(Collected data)
((
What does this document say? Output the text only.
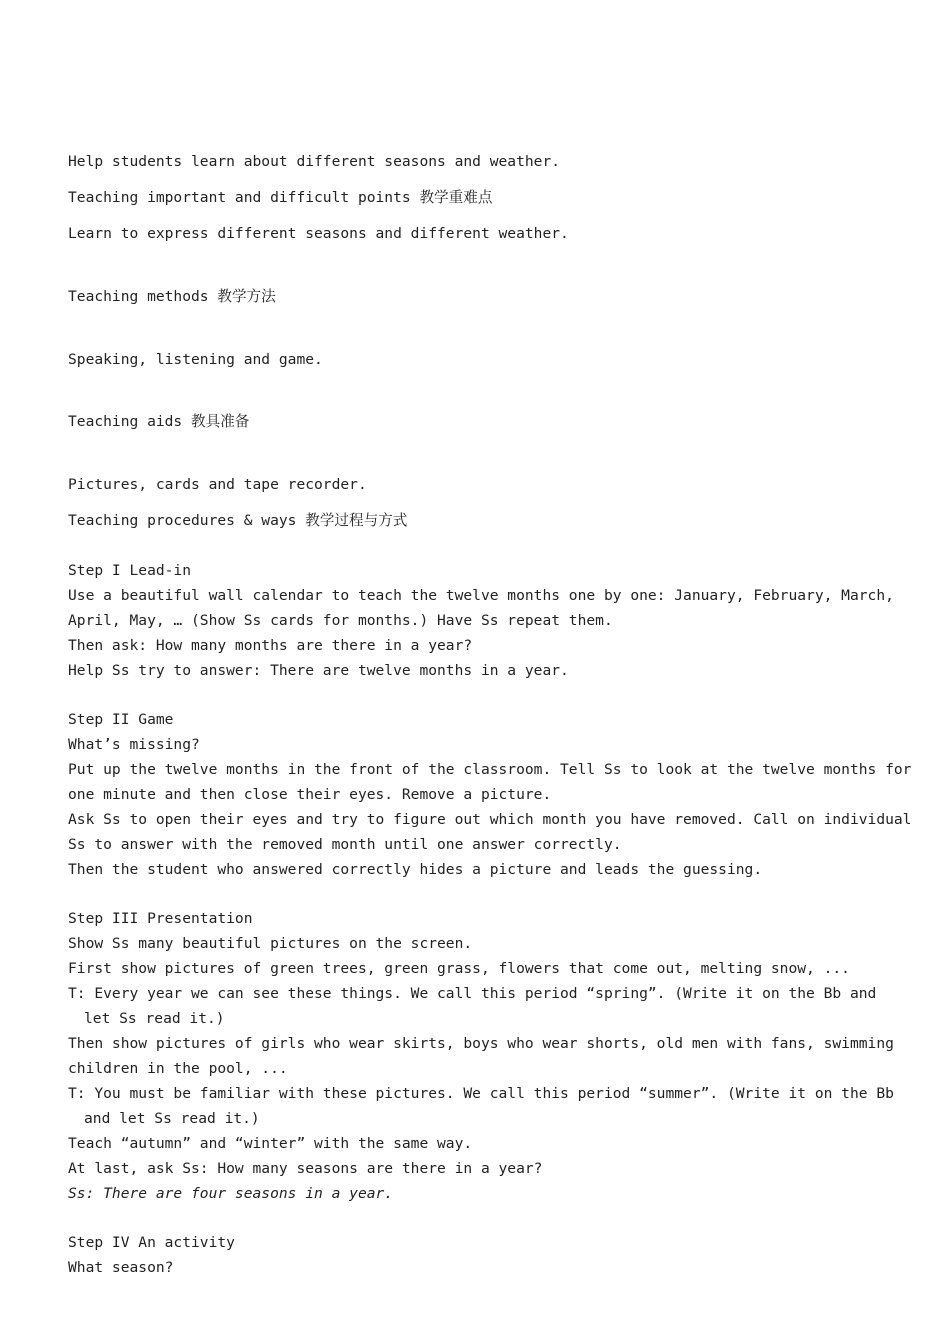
Help students learn about different seasons and weather.
Teaching important and difficult points 教学重难点
Learn to express different seasons and different weather.
Teaching methods 教学方法
Speaking, listening and game.
Teaching aids 教具准备
Pictures, cards and tape recorder.
Teaching procedures & ways 教学过程与方式
Step I Lead-in
Use a beautiful wall calendar to teach the twelve months one by one: January, February, March,
April, May, … (Show Ss cards for months.) Have Ss repeat them.
Then ask: How many months are there in a year?
Help Ss try to answer: There are twelve months in a year.
Step II Game
What’s missing?
Put up the twelve months in the front of the classroom. Tell Ss to look at the twelve months for
one minute and then close their eyes. Remove a picture.
Ask Ss to open their eyes and try to figure out which month you have removed. Call on individual
Ss to answer with the removed month until one answer correctly.
Then the student who answered correctly hides a picture and leads the guessing.
Step III Presentation
Show Ss many beautiful pictures on the screen.
First show pictures of green trees, green grass, flowers that come out, melting snow, ...
T: Every year we can see these things. We call this period “spring”. (Write it on the Bb and
let Ss read it.)
Then show pictures of girls who wear skirts, boys who wear shorts, old men with fans, swimming
children in the pool, ...
T: You must be familiar with these pictures. We call this period “summer”. (Write it on the Bb
and let Ss read it.)
Teach “autumn” and “winter” with the same way.
At last, ask Ss: How many seasons are there in a year?
Ss: There are four seasons in a year.
Step IV An activity
What season?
))
### Problem to solve
Retype all entries exactly as they appear, dropping the images.

### Task response
What does this document say? Output the text only.
Help students learn about different seasons and weather.
Teaching important and difficult points 教学重难点
Learn to express different seasons and different weather.
Teaching methods 教学方法
Speaking, listening and game.
Teaching aids 教具准备
Pictures, cards and tape recorder.
Teaching procedures & ways 教学过程与方式
Step I Lead-in
Use a beautiful wall calendar to teach the twelve months one by one: January, February, March,
April, May, … (Show Ss cards for months.) Have Ss repeat them.
Then ask: How many months are there in a year?
Help Ss try to answer: There are twelve months in a year.
Step II Game
What’s missing?
Put up the twelve months in the front of the classroom. Tell Ss to look at the twelve months for
one minute and then close their eyes. Remove a picture.
Ask Ss to open their eyes and try to figure out which month you have removed. Call on individual
Ss to answer with the removed month until one answer correctly.
Then the student who answered correctly hides a picture and leads the guessing.
Step III Presentation
Show Ss many beautiful pictures on the screen.
First show pictures of green trees, green grass, flowers that come out, melting snow, ...
T: Every year we can see these things. We call this period “spring”. (Write it on the Bb and
let Ss read it.)
Then show pictures of girls who wear skirts, boys who wear shorts, old men with fans, swimming
children in the pool, ...
T: You must be familiar with these pictures. We call this period “summer”. (Write it on the Bb
and let Ss read it.)
Teach “autumn” and “winter” with the same way.
At last, ask Ss: How many seasons are there in a year?
Ss: There are four seasons in a year.
Step IV An activity
What season?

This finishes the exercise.